Short task
Tally the lines of the data that include the word "para" and state the total, nothing else.

Records shown
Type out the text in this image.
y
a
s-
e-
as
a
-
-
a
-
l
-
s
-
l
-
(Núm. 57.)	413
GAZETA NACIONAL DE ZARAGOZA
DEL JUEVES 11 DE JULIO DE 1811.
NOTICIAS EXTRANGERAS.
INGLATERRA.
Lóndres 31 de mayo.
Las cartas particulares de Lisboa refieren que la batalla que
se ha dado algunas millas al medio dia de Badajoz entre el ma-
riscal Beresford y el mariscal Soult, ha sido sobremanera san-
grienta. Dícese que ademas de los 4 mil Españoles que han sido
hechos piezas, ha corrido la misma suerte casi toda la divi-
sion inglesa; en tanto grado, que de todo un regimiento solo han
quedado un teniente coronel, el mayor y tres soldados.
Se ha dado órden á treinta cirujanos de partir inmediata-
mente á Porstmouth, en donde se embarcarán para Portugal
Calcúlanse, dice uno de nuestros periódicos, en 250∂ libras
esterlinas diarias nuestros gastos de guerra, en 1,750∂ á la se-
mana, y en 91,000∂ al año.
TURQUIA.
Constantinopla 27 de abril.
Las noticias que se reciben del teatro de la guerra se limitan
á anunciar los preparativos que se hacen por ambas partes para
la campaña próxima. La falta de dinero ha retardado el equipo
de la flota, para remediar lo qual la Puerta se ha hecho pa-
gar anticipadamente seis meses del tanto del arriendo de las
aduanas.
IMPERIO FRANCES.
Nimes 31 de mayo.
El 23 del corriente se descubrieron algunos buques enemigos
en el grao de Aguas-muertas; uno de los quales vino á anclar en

Full answer
3